Copy every line in which the string "please" occurs.
── Records for this task
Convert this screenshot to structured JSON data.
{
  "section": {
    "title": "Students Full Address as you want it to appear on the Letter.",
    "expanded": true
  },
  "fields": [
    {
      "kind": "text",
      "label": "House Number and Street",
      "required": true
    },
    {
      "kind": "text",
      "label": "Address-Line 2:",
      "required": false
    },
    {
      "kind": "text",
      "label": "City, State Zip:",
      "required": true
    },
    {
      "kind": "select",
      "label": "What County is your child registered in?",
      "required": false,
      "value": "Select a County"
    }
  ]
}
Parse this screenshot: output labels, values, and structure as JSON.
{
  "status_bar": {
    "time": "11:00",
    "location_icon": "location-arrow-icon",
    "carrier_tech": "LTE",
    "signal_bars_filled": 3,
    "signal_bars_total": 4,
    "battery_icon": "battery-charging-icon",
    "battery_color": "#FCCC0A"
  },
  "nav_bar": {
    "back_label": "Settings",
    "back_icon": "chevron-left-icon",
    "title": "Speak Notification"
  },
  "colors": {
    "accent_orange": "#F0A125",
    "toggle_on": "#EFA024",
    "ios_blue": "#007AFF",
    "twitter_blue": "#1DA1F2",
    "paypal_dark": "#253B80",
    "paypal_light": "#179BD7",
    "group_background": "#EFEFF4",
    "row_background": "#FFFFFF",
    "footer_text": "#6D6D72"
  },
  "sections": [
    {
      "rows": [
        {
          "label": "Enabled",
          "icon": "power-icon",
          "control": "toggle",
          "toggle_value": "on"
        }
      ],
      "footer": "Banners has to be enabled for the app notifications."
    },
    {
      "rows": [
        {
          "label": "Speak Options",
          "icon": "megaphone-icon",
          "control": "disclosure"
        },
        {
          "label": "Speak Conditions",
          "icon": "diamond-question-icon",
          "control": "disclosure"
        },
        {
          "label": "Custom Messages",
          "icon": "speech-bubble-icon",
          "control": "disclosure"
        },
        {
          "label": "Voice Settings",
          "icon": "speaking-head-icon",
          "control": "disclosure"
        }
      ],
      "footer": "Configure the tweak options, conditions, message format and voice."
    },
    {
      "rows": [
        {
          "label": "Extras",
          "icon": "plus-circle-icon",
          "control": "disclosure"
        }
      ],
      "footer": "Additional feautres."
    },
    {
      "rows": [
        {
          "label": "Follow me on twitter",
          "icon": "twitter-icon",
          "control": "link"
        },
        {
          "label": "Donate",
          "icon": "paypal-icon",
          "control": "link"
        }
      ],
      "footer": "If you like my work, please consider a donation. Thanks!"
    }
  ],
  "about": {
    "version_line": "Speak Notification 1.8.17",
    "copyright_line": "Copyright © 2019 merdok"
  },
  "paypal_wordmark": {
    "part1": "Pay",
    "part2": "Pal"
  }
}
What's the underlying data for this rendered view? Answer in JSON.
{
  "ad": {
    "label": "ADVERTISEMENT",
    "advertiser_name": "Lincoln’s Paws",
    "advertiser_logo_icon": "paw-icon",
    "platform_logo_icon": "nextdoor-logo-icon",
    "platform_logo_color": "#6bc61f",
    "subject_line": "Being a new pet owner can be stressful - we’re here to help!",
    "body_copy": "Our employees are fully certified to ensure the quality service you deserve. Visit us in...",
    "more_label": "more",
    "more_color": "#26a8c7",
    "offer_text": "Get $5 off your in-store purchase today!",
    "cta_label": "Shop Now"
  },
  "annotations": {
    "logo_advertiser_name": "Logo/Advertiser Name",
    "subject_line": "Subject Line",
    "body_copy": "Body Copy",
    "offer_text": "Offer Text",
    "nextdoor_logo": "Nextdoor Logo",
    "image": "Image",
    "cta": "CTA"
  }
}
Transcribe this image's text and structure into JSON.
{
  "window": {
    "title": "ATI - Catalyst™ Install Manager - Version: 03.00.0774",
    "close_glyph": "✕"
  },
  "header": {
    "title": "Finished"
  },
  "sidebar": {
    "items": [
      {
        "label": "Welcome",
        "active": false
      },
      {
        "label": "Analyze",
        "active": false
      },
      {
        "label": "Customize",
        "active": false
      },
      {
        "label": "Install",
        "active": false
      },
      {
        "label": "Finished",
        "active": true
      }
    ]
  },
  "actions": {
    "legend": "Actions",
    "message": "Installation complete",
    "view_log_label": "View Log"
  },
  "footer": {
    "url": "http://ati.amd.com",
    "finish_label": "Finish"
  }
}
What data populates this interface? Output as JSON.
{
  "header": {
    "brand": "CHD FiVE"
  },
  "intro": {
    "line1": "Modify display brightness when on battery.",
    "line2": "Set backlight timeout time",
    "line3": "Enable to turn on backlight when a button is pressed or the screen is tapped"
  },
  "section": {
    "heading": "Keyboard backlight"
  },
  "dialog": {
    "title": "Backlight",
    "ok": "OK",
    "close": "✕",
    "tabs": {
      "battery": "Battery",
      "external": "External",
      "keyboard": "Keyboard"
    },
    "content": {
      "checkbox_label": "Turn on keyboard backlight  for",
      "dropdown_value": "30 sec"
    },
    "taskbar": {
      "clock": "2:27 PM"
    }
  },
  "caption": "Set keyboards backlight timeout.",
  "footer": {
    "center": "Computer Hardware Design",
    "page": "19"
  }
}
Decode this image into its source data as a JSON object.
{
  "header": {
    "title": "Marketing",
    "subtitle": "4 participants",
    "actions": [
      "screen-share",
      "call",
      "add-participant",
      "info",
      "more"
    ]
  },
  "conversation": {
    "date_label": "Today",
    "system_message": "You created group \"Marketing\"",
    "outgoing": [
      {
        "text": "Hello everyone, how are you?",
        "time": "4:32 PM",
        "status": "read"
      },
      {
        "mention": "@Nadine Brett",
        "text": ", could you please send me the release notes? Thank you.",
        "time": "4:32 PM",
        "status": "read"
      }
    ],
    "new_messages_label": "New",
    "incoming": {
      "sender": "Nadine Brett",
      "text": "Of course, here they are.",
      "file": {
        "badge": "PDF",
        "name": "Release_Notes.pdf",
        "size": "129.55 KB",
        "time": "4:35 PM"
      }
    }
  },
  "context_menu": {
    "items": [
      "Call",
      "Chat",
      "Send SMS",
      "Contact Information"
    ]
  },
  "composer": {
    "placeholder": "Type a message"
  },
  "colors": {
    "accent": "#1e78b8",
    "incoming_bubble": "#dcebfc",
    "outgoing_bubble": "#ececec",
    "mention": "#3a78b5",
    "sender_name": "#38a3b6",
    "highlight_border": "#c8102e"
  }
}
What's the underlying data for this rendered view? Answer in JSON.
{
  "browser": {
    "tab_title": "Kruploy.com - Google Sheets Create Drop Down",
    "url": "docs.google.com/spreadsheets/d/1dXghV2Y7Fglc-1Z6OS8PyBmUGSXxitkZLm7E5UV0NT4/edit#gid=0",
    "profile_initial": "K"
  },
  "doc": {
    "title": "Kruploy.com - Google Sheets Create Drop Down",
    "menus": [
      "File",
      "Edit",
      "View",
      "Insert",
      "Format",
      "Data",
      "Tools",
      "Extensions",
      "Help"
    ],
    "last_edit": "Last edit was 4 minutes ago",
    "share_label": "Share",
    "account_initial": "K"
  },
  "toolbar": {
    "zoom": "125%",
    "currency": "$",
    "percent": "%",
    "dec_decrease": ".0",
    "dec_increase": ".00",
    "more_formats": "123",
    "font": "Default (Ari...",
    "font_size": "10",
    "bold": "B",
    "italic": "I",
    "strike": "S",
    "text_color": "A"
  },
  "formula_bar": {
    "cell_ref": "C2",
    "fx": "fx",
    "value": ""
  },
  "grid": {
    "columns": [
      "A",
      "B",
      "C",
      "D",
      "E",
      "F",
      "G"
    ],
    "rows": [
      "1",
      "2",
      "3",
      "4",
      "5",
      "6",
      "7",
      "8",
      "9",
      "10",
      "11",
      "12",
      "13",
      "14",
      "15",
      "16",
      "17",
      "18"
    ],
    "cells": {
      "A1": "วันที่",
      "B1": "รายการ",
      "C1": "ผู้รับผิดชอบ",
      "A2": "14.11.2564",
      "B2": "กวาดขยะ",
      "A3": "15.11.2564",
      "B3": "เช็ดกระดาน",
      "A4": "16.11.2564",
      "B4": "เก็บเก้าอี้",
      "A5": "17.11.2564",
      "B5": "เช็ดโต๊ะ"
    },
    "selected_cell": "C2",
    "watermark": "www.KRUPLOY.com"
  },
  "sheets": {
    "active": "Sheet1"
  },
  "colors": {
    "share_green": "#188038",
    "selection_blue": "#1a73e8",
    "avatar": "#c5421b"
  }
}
────
» Result of the task
      "footer": "If you like my work, please consider a donation. Thanks!"
        "text": ", could you please send me the release notes? Thank you.",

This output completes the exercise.